#### SET TASK
Pictures stay out of the copy; set down each line of the listing below exactly.
——
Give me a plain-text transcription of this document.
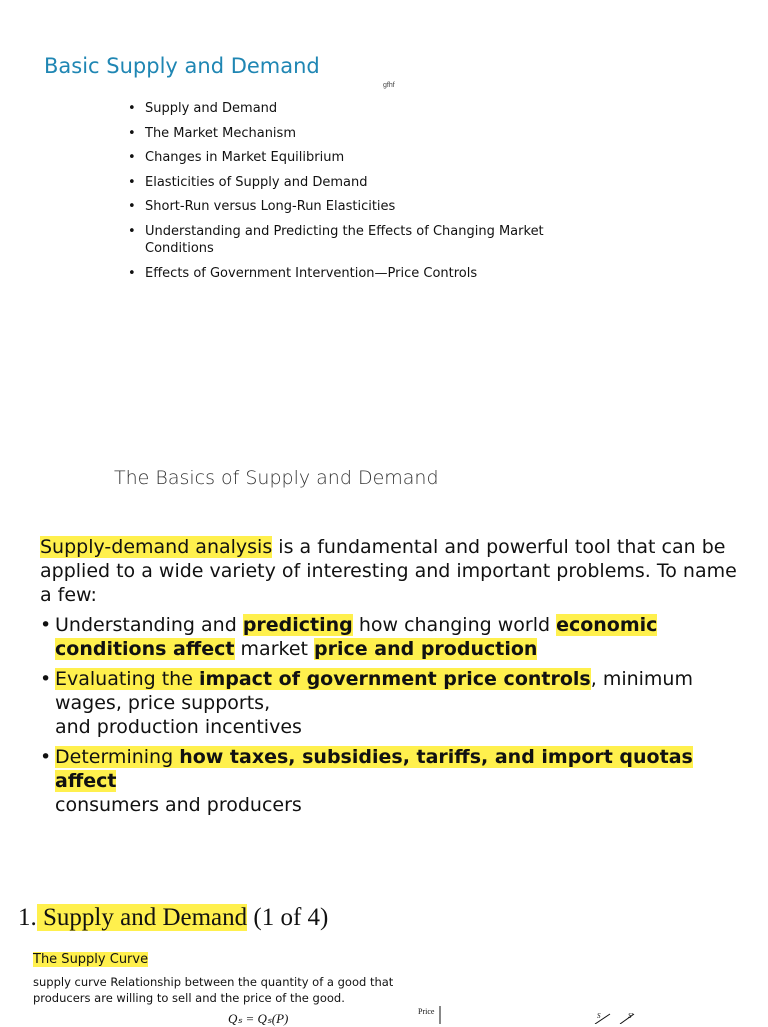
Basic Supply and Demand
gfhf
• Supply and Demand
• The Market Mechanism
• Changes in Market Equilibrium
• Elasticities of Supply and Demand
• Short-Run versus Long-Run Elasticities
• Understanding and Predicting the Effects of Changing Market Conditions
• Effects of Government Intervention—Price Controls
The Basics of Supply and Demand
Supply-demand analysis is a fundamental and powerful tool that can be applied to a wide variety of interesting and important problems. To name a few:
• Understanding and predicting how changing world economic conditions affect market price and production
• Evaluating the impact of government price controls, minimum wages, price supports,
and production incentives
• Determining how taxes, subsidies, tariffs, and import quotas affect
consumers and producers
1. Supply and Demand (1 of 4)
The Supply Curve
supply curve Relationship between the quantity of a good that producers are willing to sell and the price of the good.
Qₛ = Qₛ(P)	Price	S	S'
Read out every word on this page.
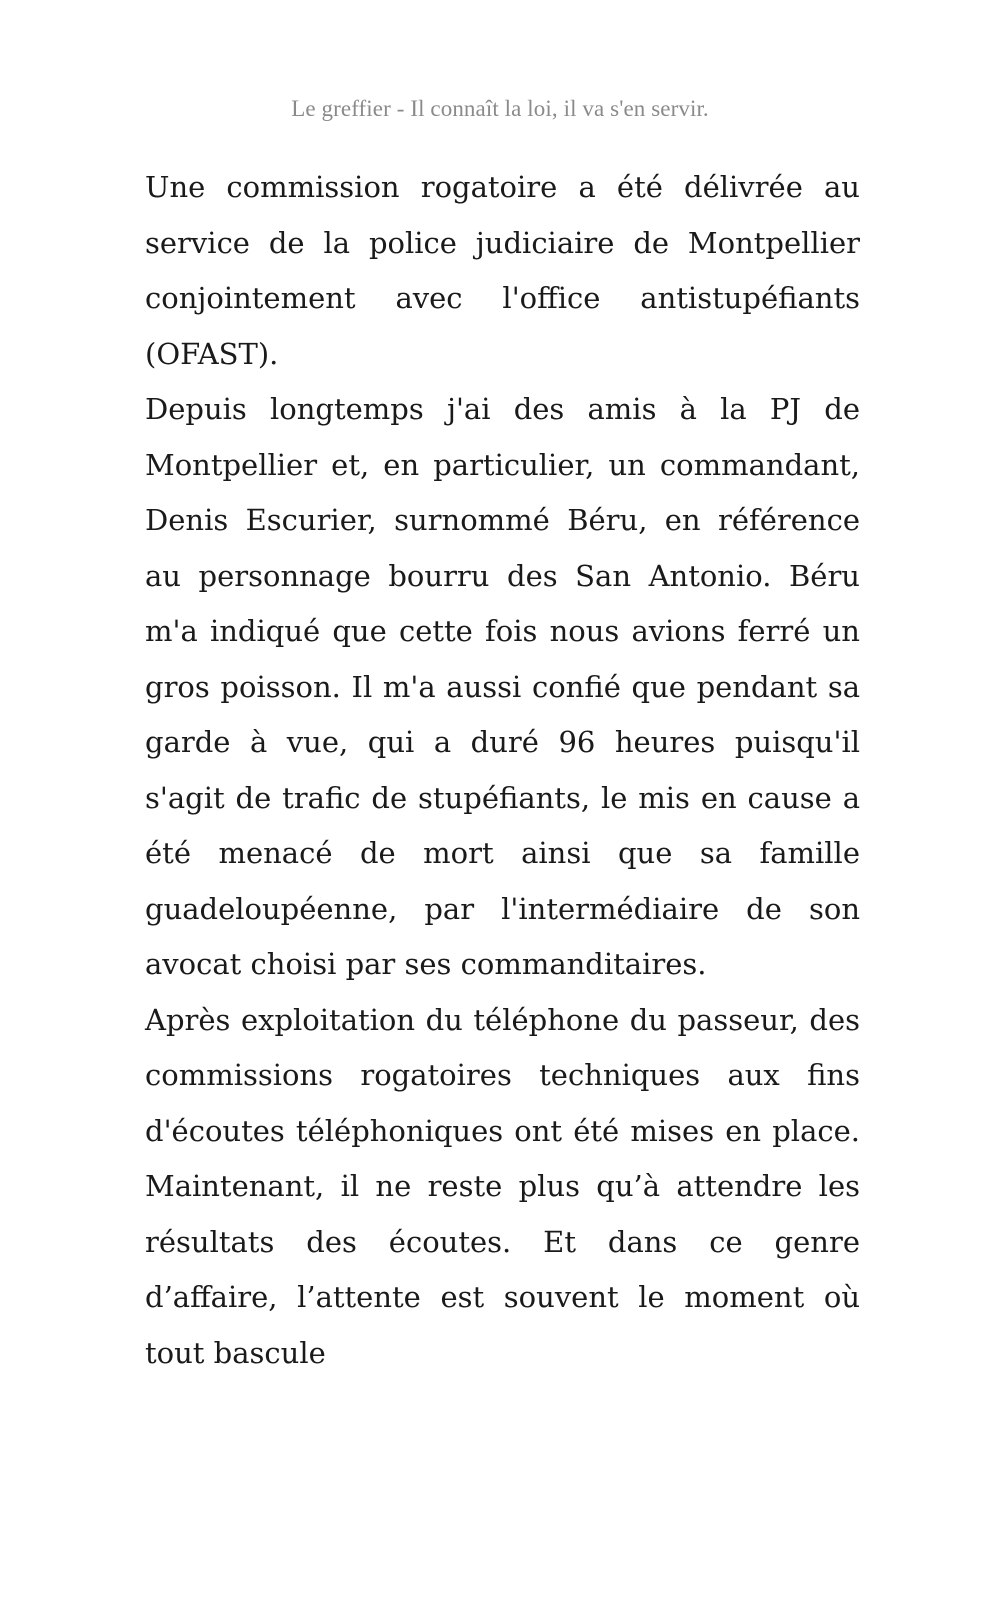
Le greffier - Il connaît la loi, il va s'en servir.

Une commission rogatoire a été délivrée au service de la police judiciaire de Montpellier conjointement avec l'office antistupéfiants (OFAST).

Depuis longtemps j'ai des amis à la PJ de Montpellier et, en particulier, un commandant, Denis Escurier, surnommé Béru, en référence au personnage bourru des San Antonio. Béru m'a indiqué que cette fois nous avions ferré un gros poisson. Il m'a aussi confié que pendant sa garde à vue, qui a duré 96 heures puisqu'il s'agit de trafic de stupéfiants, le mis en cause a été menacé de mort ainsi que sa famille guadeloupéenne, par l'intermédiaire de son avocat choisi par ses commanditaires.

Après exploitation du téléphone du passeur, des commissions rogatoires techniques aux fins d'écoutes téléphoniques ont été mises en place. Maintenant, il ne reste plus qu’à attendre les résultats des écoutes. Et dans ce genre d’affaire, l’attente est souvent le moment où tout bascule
——
#### WRITTEN SOLUTION
Give me a plain-text transcription of this document.
Basic Supply and Demand
gfhf
• Supply and Demand
• The Market Mechanism
• Changes in Market Equilibrium
• Elasticities of Supply and Demand
• Short-Run versus Long-Run Elasticities
• Understanding and Predicting the Effects of Changing Market Conditions
• Effects of Government Intervention—Price Controls
The Basics of Supply and Demand
Supply-demand analysis is a fundamental and powerful tool that can be applied to a wide variety of interesting and important problems. To name a few:
• Understanding and predicting how changing world economic conditions affect market price and production
• Evaluating the impact of government price controls, minimum wages, price supports,
and production incentives
• Determining how taxes, subsidies, tariffs, and import quotas affect
consumers and producers
1. Supply and Demand (1 of 4)
The Supply Curve
supply curve Relationship between the quantity of a good that producers are willing to sell and the price of the good.
Qₛ = Qₛ(P)	Price	S	S'
Read out every word on this page.
Le greffier - Il connaît la loi, il va s'en servir.

Une commission rogatoire a été délivrée au service de la police judiciaire de Montpellier conjointement avec l'office antistupéfiants (OFAST).

Depuis longtemps j'ai des amis à la PJ de Montpellier et, en particulier, un commandant, Denis Escurier, surnommé Béru, en référence au personnage bourru des San Antonio. Béru m'a indiqué que cette fois nous avions ferré un gros poisson. Il m'a aussi confié que pendant sa garde à vue, qui a duré 96 heures puisqu'il s'agit de trafic de stupéfiants, le mis en cause a été menacé de mort ainsi que sa famille guadeloupéenne, par l'intermédiaire de son avocat choisi par ses commanditaires.

Après exploitation du téléphone du passeur, des commissions rogatoires techniques aux fins d'écoutes téléphoniques ont été mises en place. Maintenant, il ne reste plus qu’à attendre les résultats des écoutes. Et dans ce genre d’affaire, l’attente est souvent le moment où tout bascule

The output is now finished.